SHORT TASK A — Write out the part of the Consumer Guide column between "As I keep insisting, I" and "So here's another.", inclusive, word for word.

DOCUMENT —
------------------------------------------------------------------------

Consumer Guide (16)
The humblest form creates its own imperatives, even the lowly Consumer Guide. It began as sensible conservation of energy. Unlike most of my colleagues, I felt impelled to listen to every review copy I got anyway, and because I hate to waste data some sort of abstract seemed in order. But the task of preparing that abstract has changed my listening habits and perhaps my taste itself. Reviewers share the occupational hazard of ennui, and for that reason tend to flatter work that is idiosyncratic or formally elegant. In an effort to combat this prejudice--not that I could ever hope (or want) to conquer it--I listen to certain records more and more. These are mostly efforts that seem competent but undistinguished on the surface but that for one reason or another (usually some sort of hype, to be honest, although a word from one of my far-flung advisers or some quirkish detail will also suffice) offer some hope of quality. After all, I say to myself, the guy who pays cash for an album isn't going to give up after one or two tries, so why should I? Often I find myself getting into stuff I dismissed at first, which is all right except that it tends to flatten my response simply because I spread it so thin. Even the pattern of my pleasure listening changes. I often find myself playing records I kind of like, even for visitors, and eventually I kind of like them more. All of which balls up my trusty rating system, and spoils my fun. Who wants to say nice things about 15 out of 20 records? Not nasty old me.
As I keep insisting, I do believe there is an objective correlative, as we used to say. That is, music is getting better all the time, and only a few labels release a consistent stream of crud. There is still quite a bit of crud, of course, some of it well received by all the fools who don't agree with me, most of it ignored by everyone. What's getting harder and harder is distinguishing between good, better, and best. A chancy endeavor, to say the least, and I'm no longer sure that the Consumer Guide helps much. Well, what's the diff? You just read it for yocks anyway, right? So here's another.

------------------------------------------------------------------------

EXTRACTED INFORMATION —
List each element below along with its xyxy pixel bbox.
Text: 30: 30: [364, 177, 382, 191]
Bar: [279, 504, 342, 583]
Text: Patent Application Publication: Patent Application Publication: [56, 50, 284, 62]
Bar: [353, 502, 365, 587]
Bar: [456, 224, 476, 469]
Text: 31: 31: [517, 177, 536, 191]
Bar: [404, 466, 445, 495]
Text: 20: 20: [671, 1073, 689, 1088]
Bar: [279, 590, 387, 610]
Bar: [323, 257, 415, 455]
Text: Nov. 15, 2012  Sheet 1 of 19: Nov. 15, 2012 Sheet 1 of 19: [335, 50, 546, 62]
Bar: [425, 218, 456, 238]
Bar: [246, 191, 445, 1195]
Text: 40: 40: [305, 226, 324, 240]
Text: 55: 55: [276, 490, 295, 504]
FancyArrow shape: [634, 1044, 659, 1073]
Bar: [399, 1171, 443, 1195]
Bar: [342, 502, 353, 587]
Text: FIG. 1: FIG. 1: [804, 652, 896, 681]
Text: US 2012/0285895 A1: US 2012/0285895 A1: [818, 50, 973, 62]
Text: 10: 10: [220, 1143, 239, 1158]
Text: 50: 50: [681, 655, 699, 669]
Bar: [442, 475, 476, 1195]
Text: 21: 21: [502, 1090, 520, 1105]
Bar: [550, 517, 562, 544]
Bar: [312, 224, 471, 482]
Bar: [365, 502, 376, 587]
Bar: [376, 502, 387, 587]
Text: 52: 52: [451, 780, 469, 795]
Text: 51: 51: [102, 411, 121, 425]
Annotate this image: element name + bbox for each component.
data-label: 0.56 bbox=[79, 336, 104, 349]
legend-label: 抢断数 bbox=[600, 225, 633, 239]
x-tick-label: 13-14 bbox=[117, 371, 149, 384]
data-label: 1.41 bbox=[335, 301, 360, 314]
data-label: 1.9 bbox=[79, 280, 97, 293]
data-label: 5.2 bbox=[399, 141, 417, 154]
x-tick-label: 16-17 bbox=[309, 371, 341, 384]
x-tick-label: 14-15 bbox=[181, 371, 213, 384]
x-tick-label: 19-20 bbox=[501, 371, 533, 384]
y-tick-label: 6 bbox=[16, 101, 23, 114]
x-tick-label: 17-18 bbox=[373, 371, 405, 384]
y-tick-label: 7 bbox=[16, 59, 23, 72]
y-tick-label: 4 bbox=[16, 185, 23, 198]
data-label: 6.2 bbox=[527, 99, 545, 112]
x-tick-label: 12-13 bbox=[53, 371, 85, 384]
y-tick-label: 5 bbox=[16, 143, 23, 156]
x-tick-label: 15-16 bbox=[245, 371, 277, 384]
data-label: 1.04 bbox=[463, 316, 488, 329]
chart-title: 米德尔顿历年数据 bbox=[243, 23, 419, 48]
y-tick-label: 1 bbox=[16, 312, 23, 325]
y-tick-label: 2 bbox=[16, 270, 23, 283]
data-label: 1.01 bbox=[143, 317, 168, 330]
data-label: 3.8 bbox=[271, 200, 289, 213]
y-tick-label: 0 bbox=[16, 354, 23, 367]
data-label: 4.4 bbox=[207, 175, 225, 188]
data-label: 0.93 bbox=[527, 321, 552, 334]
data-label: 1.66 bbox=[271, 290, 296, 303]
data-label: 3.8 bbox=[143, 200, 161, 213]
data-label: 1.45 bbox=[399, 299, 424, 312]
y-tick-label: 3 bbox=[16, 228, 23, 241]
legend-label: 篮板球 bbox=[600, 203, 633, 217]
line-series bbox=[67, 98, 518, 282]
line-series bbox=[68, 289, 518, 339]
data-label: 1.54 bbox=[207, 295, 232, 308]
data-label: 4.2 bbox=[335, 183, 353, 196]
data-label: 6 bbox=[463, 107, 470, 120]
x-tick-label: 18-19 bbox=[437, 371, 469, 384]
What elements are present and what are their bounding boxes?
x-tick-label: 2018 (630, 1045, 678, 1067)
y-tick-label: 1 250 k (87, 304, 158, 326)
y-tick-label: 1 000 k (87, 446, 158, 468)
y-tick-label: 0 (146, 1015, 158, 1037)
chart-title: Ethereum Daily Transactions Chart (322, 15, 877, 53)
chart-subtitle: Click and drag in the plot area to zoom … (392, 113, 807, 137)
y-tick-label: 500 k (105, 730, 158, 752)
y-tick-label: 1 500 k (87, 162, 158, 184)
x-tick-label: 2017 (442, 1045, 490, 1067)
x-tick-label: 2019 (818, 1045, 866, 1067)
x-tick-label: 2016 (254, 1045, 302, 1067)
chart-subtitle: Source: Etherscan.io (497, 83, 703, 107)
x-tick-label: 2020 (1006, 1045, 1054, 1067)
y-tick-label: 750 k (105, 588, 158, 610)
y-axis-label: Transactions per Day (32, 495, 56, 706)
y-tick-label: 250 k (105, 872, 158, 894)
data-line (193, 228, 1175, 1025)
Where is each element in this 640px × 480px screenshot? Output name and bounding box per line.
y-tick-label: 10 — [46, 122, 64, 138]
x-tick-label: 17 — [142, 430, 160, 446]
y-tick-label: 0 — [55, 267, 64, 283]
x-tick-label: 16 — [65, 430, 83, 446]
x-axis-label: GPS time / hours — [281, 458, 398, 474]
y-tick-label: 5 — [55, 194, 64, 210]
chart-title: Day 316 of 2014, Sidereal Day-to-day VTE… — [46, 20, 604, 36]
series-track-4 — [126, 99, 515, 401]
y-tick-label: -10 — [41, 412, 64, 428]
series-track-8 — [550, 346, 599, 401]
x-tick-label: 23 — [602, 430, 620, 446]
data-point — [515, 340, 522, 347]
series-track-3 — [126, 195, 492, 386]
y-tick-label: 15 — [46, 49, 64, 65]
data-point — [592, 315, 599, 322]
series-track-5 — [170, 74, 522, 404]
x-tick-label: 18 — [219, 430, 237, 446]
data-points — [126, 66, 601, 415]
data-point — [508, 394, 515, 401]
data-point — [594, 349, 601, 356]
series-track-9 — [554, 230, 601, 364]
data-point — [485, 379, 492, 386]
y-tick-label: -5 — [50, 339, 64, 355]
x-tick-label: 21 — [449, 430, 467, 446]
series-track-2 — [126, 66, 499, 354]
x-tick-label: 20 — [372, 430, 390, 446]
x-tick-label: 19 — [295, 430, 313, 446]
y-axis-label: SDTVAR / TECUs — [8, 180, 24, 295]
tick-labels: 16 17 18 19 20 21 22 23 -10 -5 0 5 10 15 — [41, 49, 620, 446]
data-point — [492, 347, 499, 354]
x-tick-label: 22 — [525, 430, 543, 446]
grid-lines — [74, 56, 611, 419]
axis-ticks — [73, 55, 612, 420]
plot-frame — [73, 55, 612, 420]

------------------------------------------------------------------------

SHORT TASK B — Please reproduce the records word for word from their first line through the line containing "x-tick-label: 19-20 bbox=[501, 371, 533, 384]", with both ends included.

FULL RESPONSE A —
As I keep insisting, I do believe there is an objective correlative, as we used to say. That is, music is getting better all the time, and only a few labels release a consistent stream of crud. There is still quite a bit of crud, of course, some of it well received by all the fools who don't agree with me, most of it ignored by everyone. What's getting harder and harder is distinguishing between good, better, and best. A chancy endeavor, to say the least, and I'm no longer sure that the Consumer Guide helps much. Well, what's the diff? You just read it for yocks anyway, right? So here's another.

FULL RESPONSE B —
List each element below along with its xyxy pixel bbox.
Text: 30: 30: [364, 177, 382, 191]
Bar: [279, 504, 342, 583]
Text: Patent Application Publication: Patent Application Publication: [56, 50, 284, 62]
Bar: [353, 502, 365, 587]
Bar: [456, 224, 476, 469]
Text: 31: 31: [517, 177, 536, 191]
Bar: [404, 466, 445, 495]
Text: 20: 20: [671, 1073, 689, 1088]
Bar: [279, 590, 387, 610]
Bar: [323, 257, 415, 455]
Text: Nov. 15, 2012  Sheet 1 of 19: Nov. 15, 2012 Sheet 1 of 19: [335, 50, 546, 62]
Bar: [425, 218, 456, 238]
Bar: [246, 191, 445, 1195]
Text: 40: 40: [305, 226, 324, 240]
Text: 55: 55: [276, 490, 295, 504]
FancyArrow shape: [634, 1044, 659, 1073]
Bar: [399, 1171, 443, 1195]
Bar: [342, 502, 353, 587]
Text: FIG. 1: FIG. 1: [804, 652, 896, 681]
Text: US 2012/0285895 A1: US 2012/0285895 A1: [818, 50, 973, 62]
Text: 10: 10: [220, 1143, 239, 1158]
Text: 50: 50: [681, 655, 699, 669]
Bar: [442, 475, 476, 1195]
Text: 21: 21: [502, 1090, 520, 1105]
Bar: [550, 517, 562, 544]
Bar: [312, 224, 471, 482]
Bar: [365, 502, 376, 587]
Bar: [376, 502, 387, 587]
Text: 52: 52: [451, 780, 469, 795]
Text: 51: 51: [102, 411, 121, 425]
Annotate this image: element name + bbox for each component.
data-label: 0.56 bbox=[79, 336, 104, 349]
legend-label: 抢断数 bbox=[600, 225, 633, 239]
x-tick-label: 13-14 bbox=[117, 371, 149, 384]
data-label: 1.41 bbox=[335, 301, 360, 314]
data-label: 1.9 bbox=[79, 280, 97, 293]
data-label: 5.2 bbox=[399, 141, 417, 154]
x-tick-label: 16-17 bbox=[309, 371, 341, 384]
x-tick-label: 14-15 bbox=[181, 371, 213, 384]
x-tick-label: 19-20 bbox=[501, 371, 533, 384]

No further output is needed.